Aim: Write out the records again, switching every "decorative-right-stripe" to "edge-stripe" and leaving everything else unchanged.

================================

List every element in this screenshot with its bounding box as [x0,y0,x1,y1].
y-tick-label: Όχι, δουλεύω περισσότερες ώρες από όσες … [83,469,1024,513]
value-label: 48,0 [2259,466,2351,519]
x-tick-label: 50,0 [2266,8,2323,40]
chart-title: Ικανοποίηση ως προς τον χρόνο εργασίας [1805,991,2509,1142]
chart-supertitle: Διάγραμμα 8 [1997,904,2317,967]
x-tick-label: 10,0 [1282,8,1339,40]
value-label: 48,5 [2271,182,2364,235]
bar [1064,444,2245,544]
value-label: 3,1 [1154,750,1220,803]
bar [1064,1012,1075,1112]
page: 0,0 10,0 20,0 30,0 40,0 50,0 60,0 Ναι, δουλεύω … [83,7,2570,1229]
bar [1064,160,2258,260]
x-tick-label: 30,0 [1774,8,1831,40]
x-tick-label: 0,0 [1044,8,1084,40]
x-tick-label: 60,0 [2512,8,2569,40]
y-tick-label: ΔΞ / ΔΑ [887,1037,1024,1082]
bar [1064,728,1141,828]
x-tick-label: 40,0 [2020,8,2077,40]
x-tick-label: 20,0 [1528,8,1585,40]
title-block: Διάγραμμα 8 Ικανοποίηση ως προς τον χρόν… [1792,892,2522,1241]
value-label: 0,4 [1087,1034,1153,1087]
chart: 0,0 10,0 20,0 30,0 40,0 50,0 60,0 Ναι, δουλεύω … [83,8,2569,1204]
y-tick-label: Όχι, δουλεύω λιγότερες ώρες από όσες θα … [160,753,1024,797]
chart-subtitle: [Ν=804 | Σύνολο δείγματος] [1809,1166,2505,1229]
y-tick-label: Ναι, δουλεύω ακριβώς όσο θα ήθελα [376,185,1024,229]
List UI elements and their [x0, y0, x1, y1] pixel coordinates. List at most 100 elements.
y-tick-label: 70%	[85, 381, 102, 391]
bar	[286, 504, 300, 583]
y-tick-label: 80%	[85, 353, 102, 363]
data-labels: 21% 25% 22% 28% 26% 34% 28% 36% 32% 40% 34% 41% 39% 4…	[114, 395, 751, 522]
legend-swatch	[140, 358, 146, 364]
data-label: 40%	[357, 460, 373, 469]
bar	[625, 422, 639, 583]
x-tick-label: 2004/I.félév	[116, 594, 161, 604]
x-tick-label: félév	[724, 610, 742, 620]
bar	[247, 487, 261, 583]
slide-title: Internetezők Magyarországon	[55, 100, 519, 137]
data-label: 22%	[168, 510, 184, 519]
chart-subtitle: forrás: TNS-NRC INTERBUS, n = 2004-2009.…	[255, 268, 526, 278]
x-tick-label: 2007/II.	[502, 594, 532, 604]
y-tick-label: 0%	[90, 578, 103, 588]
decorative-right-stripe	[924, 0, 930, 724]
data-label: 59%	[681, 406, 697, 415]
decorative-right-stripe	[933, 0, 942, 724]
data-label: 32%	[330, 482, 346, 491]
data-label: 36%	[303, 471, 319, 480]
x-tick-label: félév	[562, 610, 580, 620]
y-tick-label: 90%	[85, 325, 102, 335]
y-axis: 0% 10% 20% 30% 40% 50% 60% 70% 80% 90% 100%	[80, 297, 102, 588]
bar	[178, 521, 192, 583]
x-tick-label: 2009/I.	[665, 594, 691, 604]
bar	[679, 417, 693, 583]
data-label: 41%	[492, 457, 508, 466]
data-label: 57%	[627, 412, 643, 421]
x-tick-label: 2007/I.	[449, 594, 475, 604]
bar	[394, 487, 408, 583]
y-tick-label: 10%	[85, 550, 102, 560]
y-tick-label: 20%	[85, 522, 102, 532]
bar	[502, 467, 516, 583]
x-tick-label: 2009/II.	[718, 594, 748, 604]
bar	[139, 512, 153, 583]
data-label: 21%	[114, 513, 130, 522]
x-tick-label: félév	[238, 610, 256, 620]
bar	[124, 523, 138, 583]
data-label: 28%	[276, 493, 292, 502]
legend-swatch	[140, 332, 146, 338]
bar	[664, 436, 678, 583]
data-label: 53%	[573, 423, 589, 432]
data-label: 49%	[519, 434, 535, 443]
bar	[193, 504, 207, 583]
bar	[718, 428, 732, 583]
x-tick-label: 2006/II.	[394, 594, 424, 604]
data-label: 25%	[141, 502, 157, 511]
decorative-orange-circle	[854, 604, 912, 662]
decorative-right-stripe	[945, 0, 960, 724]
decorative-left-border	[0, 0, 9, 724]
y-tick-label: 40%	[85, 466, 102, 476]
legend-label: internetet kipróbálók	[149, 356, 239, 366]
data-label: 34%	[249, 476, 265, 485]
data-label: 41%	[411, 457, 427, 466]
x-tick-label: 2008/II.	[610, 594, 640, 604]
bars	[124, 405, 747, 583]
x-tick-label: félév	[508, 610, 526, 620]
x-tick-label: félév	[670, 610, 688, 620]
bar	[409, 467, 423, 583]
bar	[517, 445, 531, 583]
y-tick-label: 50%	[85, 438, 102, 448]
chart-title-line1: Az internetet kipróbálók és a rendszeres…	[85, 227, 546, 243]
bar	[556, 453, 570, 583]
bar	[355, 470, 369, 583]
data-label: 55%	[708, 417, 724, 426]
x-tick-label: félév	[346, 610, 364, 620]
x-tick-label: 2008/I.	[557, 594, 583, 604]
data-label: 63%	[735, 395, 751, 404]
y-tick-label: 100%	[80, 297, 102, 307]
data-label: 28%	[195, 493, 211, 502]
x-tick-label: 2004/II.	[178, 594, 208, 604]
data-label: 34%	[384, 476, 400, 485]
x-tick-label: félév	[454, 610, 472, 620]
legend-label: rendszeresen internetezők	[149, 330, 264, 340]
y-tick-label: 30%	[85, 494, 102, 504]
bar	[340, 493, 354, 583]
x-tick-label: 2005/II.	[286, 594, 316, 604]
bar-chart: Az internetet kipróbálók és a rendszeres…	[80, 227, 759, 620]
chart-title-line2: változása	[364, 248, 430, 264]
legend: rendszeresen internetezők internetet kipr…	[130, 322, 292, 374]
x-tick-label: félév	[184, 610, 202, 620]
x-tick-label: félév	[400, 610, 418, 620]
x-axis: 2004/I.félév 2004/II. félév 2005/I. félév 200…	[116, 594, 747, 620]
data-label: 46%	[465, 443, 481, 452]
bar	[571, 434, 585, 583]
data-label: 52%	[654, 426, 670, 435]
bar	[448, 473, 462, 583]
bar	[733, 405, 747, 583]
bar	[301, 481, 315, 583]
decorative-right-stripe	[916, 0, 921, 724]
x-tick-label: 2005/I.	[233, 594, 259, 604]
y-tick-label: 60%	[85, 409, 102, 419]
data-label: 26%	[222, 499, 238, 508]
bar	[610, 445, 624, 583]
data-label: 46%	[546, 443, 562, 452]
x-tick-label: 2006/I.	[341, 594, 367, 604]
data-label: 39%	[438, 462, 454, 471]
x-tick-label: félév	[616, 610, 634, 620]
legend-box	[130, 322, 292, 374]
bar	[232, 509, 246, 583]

================================

Exercise solution:
List every element in this screenshot with its bounding box as [x0,y0,x1,y1].
y-tick-label: Όχι, δουλεύω περισσότερες ώρες από όσες … [83,469,1024,513]
value-label: 48,0 [2259,466,2351,519]
x-tick-label: 50,0 [2266,8,2323,40]
chart-title: Ικανοποίηση ως προς τον χρόνο εργασίας [1805,991,2509,1142]
chart-supertitle: Διάγραμμα 8 [1997,904,2317,967]
x-tick-label: 10,0 [1282,8,1339,40]
value-label: 48,5 [2271,182,2364,235]
bar [1064,444,2245,544]
value-label: 3,1 [1154,750,1220,803]
bar [1064,1012,1075,1112]
page: 0,0 10,0 20,0 30,0 40,0 50,0 60,0 Ναι, δουλεύω … [83,7,2570,1229]
bar [1064,160,2258,260]
x-tick-label: 30,0 [1774,8,1831,40]
x-tick-label: 0,0 [1044,8,1084,40]
x-tick-label: 60,0 [2512,8,2569,40]
y-tick-label: ΔΞ / ΔΑ [887,1037,1024,1082]
bar [1064,728,1141,828]
x-tick-label: 40,0 [2020,8,2077,40]
x-tick-label: 20,0 [1528,8,1585,40]
title-block: Διάγραμμα 8 Ικανοποίηση ως προς τον χρόν… [1792,892,2522,1241]
value-label: 0,4 [1087,1034,1153,1087]
chart: 0,0 10,0 20,0 30,0 40,0 50,0 60,0 Ναι, δουλεύω … [83,8,2569,1204]
y-tick-label: Όχι, δουλεύω λιγότερες ώρες από όσες θα … [160,753,1024,797]
chart-subtitle: [Ν=804 | Σύνολο δείγματος] [1809,1166,2505,1229]
y-tick-label: Ναι, δουλεύω ακριβώς όσο θα ήθελα [376,185,1024,229]
List UI elements and their [x0, y0, x1, y1] pixel coordinates. List at most 100 elements.
y-tick-label: 70%	[85, 381, 102, 391]
bar	[286, 504, 300, 583]
y-tick-label: 80%	[85, 353, 102, 363]
data-labels: 21% 25% 22% 28% 26% 34% 28% 36% 32% 40% 34% 41% 39% 4…	[114, 395, 751, 522]
legend-swatch	[140, 358, 146, 364]
data-label: 40%	[357, 460, 373, 469]
bar	[625, 422, 639, 583]
x-tick-label: 2004/I.félév	[116, 594, 161, 604]
x-tick-label: félév	[724, 610, 742, 620]
bar	[247, 487, 261, 583]
slide-title: Internetezők Magyarországon	[55, 100, 519, 137]
data-label: 22%	[168, 510, 184, 519]
chart-subtitle: forrás: TNS-NRC INTERBUS, n = 2004-2009.…	[255, 268, 526, 278]
x-tick-label: 2007/II.	[502, 594, 532, 604]
y-tick-label: 0%	[90, 578, 103, 588]
edge-stripe	[924, 0, 930, 724]
data-label: 59%	[681, 406, 697, 415]
edge-stripe	[933, 0, 942, 724]
data-label: 32%	[330, 482, 346, 491]
data-label: 36%	[303, 471, 319, 480]
x-tick-label: félév	[562, 610, 580, 620]
y-tick-label: 90%	[85, 325, 102, 335]
y-axis: 0% 10% 20% 30% 40% 50% 60% 70% 80% 90% 100%	[80, 297, 102, 588]
bar	[178, 521, 192, 583]
x-tick-label: 2009/I.	[665, 594, 691, 604]
bar	[679, 417, 693, 583]
data-label: 41%	[492, 457, 508, 466]
data-label: 57%	[627, 412, 643, 421]
x-tick-label: 2007/I.	[449, 594, 475, 604]
bar	[394, 487, 408, 583]
y-tick-label: 10%	[85, 550, 102, 560]
y-tick-label: 20%	[85, 522, 102, 532]
bar	[502, 467, 516, 583]
x-tick-label: 2009/II.	[718, 594, 748, 604]
bar	[139, 512, 153, 583]
data-label: 21%	[114, 513, 130, 522]
x-tick-label: félév	[238, 610, 256, 620]
bar	[124, 523, 138, 583]
data-label: 28%	[276, 493, 292, 502]
legend-swatch	[140, 332, 146, 338]
bar	[664, 436, 678, 583]
data-label: 53%	[573, 423, 589, 432]
data-label: 49%	[519, 434, 535, 443]
bar	[193, 504, 207, 583]
bar	[718, 428, 732, 583]
x-tick-label: 2006/II.	[394, 594, 424, 604]
data-label: 25%	[141, 502, 157, 511]
decorative-orange-circle	[854, 604, 912, 662]
edge-stripe	[945, 0, 960, 724]
decorative-left-border	[0, 0, 9, 724]
y-tick-label: 40%	[85, 466, 102, 476]
legend-label: internetet kipróbálók	[149, 356, 239, 366]
data-label: 34%	[249, 476, 265, 485]
data-label: 41%	[411, 457, 427, 466]
x-tick-label: 2008/II.	[610, 594, 640, 604]
bars	[124, 405, 747, 583]
x-tick-label: félév	[508, 610, 526, 620]
x-tick-label: félév	[670, 610, 688, 620]
bar	[409, 467, 423, 583]
bar	[517, 445, 531, 583]
y-tick-label: 50%	[85, 438, 102, 448]
chart-title-line1: Az internetet kipróbálók és a rendszeres…	[85, 227, 546, 243]
bar	[556, 453, 570, 583]
bar	[355, 470, 369, 583]
data-label: 55%	[708, 417, 724, 426]
x-tick-label: félév	[346, 610, 364, 620]
x-tick-label: 2008/I.	[557, 594, 583, 604]
data-label: 63%	[735, 395, 751, 404]
y-tick-label: 100%	[80, 297, 102, 307]
data-label: 28%	[195, 493, 211, 502]
x-tick-label: 2004/II.	[178, 594, 208, 604]
data-label: 34%	[384, 476, 400, 485]
x-tick-label: félév	[454, 610, 472, 620]
legend-label: rendszeresen internetezők	[149, 330, 264, 340]
y-tick-label: 30%	[85, 494, 102, 504]
bar	[340, 493, 354, 583]
x-tick-label: 2005/II.	[286, 594, 316, 604]
bar-chart: Az internetet kipróbálók és a rendszeres…	[80, 227, 759, 620]
chart-title-line2: változása	[364, 248, 430, 264]
legend: rendszeresen internetezők internetet kipr…	[130, 322, 292, 374]
x-tick-label: félév	[184, 610, 202, 620]
x-tick-label: félév	[400, 610, 418, 620]
x-axis: 2004/I.félév 2004/II. félév 2005/I. félév 200…	[116, 594, 747, 620]
data-label: 46%	[465, 443, 481, 452]
bar	[571, 434, 585, 583]
data-label: 52%	[654, 426, 670, 435]
bar	[448, 473, 462, 583]
bar	[733, 405, 747, 583]
bar	[301, 481, 315, 583]
edge-stripe	[916, 0, 921, 724]
x-tick-label: 2005/I.	[233, 594, 259, 604]
y-tick-label: 60%	[85, 409, 102, 419]
data-label: 26%	[222, 499, 238, 508]
bar	[610, 445, 624, 583]
data-label: 46%	[546, 443, 562, 452]
x-tick-label: 2006/I.	[341, 594, 367, 604]
data-label: 39%	[438, 462, 454, 471]
x-tick-label: félév	[616, 610, 634, 620]
legend-box	[130, 322, 292, 374]
bar	[232, 509, 246, 583]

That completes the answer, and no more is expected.